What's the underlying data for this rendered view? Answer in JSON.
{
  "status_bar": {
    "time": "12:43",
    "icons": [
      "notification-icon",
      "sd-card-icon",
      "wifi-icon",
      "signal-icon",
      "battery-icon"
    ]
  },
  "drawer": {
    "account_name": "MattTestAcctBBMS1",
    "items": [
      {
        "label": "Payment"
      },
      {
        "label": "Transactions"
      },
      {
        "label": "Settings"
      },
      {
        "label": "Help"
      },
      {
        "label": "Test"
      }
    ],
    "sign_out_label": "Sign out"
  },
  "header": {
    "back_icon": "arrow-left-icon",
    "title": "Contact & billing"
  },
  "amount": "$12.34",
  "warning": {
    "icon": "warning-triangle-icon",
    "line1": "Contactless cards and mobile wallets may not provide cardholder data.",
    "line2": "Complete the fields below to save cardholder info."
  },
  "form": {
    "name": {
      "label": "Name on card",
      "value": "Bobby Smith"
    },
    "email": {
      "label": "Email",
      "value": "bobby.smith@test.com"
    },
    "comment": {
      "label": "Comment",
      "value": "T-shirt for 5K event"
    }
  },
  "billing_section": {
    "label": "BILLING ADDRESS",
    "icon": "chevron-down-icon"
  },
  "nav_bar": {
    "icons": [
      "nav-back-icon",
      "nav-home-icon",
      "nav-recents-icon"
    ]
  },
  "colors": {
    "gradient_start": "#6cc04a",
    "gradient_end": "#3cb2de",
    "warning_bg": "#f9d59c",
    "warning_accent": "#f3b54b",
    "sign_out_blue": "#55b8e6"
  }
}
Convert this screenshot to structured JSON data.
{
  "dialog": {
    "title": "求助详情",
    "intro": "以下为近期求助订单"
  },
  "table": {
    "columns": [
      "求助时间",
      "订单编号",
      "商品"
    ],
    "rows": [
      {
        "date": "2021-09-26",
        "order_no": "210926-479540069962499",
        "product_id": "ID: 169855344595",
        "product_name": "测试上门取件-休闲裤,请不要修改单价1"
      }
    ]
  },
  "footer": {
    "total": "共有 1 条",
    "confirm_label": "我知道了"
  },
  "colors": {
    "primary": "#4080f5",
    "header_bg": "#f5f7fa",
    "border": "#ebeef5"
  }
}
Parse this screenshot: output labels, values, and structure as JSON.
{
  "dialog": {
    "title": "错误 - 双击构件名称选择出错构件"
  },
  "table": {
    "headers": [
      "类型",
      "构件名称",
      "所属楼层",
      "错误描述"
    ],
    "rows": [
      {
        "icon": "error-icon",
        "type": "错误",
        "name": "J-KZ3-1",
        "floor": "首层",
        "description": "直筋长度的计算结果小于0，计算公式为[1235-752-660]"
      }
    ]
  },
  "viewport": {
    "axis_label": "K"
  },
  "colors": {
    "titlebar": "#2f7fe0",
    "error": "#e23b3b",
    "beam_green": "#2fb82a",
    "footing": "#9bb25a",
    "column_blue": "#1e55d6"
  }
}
☆ ☆ ☆ ☆
Set problem — Take the material above and return all of it exactly.

Exercise response —
What's the underlying data for this rendered view? Answer in JSON.
{
  "status_bar": {
    "time": "12:43",
    "icons": [
      "notification-icon",
      "sd-card-icon",
      "wifi-icon",
      "signal-icon",
      "battery-icon"
    ]
  },
  "drawer": {
    "account_name": "MattTestAcctBBMS1",
    "items": [
      {
        "label": "Payment"
      },
      {
        "label": "Transactions"
      },
      {
        "label": "Settings"
      },
      {
        "label": "Help"
      },
      {
        "label": "Test"
      }
    ],
    "sign_out_label": "Sign out"
  },
  "header": {
    "back_icon": "arrow-left-icon",
    "title": "Contact & billing"
  },
  "amount": "$12.34",
  "warning": {
    "icon": "warning-triangle-icon",
    "line1": "Contactless cards and mobile wallets may not provide cardholder data.",
    "line2": "Complete the fields below to save cardholder info."
  },
  "form": {
    "name": {
      "label": "Name on card",
      "value": "Bobby Smith"
    },
    "email": {
      "label": "Email",
      "value": "bobby.smith@test.com"
    },
    "comment": {
      "label": "Comment",
      "value": "T-shirt for 5K event"
    }
  },
  "billing_section": {
    "label": "BILLING ADDRESS",
    "icon": "chevron-down-icon"
  },
  "nav_bar": {
    "icons": [
      "nav-back-icon",
      "nav-home-icon",
      "nav-recents-icon"
    ]
  },
  "colors": {
    "gradient_start": "#6cc04a",
    "gradient_end": "#3cb2de",
    "warning_bg": "#f9d59c",
    "warning_accent": "#f3b54b",
    "sign_out_blue": "#55b8e6"
  }
}
Convert this screenshot to structured JSON data.
{
  "dialog": {
    "title": "求助详情",
    "intro": "以下为近期求助订单"
  },
  "table": {
    "columns": [
      "求助时间",
      "订单编号",
      "商品"
    ],
    "rows": [
      {
        "date": "2021-09-26",
        "order_no": "210926-479540069962499",
        "product_id": "ID: 169855344595",
        "product_name": "测试上门取件-休闲裤,请不要修改单价1"
      }
    ]
  },
  "footer": {
    "total": "共有 1 条",
    "confirm_label": "我知道了"
  },
  "colors": {
    "primary": "#4080f5",
    "header_bg": "#f5f7fa",
    "border": "#ebeef5"
  }
}
Parse this screenshot: output labels, values, and structure as JSON.
{
  "dialog": {
    "title": "错误 - 双击构件名称选择出错构件"
  },
  "table": {
    "headers": [
      "类型",
      "构件名称",
      "所属楼层",
      "错误描述"
    ],
    "rows": [
      {
        "icon": "error-icon",
        "type": "错误",
        "name": "J-KZ3-1",
        "floor": "首层",
        "description": "直筋长度的计算结果小于0，计算公式为[1235-752-660]"
      }
    ]
  },
  "viewport": {
    "axis_label": "K"
  },
  "colors": {
    "titlebar": "#2f7fe0",
    "error": "#e23b3b",
    "beam_green": "#2fb82a",
    "footing": "#9bb25a",
    "column_blue": "#1e55d6"
  }
}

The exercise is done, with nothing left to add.